Entries supplied ->
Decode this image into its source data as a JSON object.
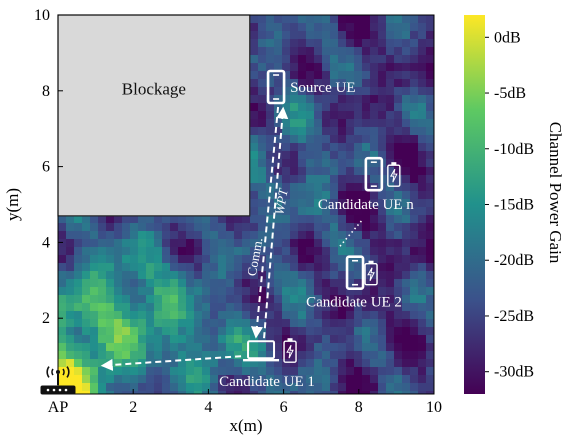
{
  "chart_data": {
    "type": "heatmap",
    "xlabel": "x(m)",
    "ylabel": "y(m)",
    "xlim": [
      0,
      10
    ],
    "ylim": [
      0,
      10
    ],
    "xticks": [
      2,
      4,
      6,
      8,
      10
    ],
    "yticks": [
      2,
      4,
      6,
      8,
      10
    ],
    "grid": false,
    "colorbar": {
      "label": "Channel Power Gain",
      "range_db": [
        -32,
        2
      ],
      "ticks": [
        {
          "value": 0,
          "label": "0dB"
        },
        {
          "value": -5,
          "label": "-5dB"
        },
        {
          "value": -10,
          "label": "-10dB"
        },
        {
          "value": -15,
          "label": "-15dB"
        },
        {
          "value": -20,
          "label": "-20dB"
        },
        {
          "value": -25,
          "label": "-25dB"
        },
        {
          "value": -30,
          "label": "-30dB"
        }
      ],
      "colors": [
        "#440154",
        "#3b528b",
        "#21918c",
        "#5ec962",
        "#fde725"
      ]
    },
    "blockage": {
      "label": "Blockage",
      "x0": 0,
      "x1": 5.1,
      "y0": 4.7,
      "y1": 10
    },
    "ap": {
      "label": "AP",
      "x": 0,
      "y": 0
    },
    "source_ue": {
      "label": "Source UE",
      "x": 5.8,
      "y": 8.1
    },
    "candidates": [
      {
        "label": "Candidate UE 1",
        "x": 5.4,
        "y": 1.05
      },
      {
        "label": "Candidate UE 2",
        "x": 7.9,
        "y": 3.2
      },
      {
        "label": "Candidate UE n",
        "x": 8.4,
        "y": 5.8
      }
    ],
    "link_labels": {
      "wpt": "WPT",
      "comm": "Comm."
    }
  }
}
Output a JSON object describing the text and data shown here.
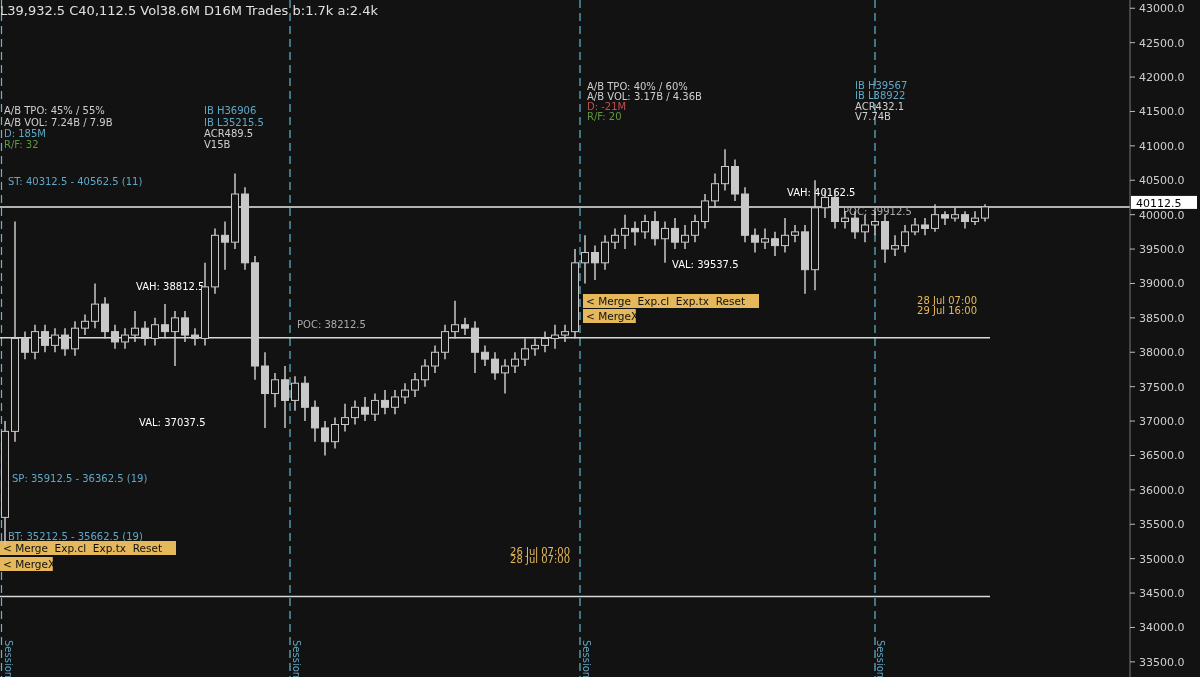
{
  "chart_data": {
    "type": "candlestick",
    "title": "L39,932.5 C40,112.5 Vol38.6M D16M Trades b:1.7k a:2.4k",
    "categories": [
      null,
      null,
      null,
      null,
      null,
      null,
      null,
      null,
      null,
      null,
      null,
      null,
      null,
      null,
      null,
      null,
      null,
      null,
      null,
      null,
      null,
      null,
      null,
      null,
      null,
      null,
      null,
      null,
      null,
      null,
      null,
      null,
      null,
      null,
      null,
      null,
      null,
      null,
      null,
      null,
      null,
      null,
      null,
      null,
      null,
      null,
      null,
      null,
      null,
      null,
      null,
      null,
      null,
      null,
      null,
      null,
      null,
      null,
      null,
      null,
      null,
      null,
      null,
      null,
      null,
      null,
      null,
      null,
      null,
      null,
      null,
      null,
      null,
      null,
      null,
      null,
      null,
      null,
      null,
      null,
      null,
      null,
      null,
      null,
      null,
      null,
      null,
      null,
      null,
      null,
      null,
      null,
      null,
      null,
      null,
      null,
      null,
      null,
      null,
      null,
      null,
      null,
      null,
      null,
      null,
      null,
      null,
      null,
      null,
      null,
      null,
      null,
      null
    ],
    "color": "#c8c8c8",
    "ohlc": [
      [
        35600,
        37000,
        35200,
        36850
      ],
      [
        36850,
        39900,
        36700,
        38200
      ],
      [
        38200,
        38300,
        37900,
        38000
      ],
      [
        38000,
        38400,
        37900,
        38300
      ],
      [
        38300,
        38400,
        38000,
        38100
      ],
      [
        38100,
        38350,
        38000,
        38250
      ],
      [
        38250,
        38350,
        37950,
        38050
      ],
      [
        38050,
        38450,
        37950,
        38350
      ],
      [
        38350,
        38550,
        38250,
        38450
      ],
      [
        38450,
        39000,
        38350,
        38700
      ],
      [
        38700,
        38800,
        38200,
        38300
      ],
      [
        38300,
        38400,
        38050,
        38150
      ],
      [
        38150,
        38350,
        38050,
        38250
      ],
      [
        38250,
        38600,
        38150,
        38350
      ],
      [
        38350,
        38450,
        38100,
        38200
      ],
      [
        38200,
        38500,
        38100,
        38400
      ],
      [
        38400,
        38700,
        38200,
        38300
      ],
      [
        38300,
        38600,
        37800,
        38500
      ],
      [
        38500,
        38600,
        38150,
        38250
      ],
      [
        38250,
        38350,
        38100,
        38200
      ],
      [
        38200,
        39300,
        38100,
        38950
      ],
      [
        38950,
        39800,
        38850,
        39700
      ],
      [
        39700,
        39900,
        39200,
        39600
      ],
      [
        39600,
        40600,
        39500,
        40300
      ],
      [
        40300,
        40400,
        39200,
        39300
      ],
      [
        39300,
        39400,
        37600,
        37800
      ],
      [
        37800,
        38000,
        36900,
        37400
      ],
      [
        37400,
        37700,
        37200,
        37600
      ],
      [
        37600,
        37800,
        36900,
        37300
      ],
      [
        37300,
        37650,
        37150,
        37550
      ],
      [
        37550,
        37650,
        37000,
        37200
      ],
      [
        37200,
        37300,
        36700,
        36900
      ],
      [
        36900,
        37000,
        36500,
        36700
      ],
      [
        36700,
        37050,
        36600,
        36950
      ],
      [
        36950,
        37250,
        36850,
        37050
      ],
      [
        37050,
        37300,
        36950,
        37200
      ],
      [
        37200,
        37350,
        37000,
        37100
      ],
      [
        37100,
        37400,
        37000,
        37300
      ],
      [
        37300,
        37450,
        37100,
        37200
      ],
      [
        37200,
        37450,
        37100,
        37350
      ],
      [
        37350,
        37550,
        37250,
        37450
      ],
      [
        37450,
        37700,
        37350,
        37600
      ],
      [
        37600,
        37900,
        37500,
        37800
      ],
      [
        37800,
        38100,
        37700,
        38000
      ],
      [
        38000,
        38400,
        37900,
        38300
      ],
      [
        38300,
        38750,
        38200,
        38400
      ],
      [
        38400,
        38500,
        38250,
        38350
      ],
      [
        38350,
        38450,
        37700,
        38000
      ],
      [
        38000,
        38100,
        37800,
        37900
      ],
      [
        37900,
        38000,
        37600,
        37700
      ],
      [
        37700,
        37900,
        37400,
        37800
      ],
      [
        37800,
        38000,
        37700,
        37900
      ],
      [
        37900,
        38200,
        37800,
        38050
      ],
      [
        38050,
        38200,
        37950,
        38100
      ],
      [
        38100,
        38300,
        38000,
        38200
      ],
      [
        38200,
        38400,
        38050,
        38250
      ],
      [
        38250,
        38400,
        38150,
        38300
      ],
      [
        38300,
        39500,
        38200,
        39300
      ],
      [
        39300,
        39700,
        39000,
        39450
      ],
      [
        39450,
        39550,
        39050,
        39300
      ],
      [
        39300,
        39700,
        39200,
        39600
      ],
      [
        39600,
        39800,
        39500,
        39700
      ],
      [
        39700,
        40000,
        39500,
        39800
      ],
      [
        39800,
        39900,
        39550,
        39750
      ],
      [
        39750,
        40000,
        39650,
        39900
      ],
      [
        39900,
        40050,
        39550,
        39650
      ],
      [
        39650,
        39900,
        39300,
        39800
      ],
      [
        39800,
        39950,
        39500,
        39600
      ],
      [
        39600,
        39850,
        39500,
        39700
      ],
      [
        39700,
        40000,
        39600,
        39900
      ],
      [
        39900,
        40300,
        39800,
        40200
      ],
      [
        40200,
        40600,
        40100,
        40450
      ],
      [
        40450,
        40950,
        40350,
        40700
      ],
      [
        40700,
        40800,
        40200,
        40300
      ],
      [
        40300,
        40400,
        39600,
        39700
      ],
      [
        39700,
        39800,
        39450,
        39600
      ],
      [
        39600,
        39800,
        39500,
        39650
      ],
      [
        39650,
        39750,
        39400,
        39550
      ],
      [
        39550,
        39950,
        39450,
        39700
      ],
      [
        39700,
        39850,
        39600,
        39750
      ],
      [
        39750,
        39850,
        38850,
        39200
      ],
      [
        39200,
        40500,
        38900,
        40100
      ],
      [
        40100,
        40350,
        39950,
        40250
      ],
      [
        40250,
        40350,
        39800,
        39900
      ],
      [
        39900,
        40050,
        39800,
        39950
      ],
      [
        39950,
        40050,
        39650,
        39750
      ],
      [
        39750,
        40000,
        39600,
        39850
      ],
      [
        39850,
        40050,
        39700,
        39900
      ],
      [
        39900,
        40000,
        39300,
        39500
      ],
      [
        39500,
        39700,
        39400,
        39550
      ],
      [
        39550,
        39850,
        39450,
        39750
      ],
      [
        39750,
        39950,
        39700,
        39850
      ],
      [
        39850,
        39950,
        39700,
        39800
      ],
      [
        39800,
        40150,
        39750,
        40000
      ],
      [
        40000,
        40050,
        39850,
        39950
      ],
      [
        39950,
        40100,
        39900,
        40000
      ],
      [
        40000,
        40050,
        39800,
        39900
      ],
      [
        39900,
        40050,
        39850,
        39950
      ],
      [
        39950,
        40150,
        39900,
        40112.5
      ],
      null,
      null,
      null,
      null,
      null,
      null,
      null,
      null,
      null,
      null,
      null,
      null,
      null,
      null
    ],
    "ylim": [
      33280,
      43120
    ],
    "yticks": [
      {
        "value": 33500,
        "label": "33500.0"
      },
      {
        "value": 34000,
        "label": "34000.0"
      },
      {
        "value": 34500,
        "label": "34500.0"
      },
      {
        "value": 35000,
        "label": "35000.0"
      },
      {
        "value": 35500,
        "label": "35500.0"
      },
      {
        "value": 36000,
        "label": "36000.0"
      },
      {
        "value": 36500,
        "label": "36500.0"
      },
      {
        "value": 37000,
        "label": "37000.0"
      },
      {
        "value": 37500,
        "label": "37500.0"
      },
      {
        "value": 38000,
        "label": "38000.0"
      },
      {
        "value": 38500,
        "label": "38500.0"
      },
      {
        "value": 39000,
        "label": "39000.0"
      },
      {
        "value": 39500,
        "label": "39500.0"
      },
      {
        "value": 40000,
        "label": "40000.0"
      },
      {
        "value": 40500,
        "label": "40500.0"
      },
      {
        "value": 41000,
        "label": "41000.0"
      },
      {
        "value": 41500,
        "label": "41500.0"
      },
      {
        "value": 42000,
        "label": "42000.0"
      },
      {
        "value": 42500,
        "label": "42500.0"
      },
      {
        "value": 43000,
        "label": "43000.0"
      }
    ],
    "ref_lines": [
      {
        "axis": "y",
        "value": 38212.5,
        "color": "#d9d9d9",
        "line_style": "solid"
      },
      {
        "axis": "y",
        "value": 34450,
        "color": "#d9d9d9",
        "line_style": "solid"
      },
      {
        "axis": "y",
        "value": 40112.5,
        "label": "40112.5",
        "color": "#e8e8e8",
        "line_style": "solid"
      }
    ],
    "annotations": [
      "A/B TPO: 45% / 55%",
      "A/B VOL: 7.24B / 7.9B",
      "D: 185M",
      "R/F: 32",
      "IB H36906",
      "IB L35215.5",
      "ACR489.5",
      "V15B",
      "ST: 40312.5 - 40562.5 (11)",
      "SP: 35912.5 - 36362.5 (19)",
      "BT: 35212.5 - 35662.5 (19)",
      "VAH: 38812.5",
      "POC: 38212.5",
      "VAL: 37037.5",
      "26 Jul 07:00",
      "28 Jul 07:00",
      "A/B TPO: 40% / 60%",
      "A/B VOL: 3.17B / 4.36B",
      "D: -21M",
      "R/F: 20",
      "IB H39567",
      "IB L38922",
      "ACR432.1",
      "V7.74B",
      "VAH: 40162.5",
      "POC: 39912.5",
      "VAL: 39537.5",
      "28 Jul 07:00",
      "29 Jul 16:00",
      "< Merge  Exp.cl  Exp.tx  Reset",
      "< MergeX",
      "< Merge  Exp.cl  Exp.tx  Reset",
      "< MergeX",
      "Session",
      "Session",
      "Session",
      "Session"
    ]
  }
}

Requirement -> From the entries above, copy out every line where the string "JSON" appears.

Result ->
Decode this image into its source data as a JSON object.
Output a JSON object describing the text and data shown here.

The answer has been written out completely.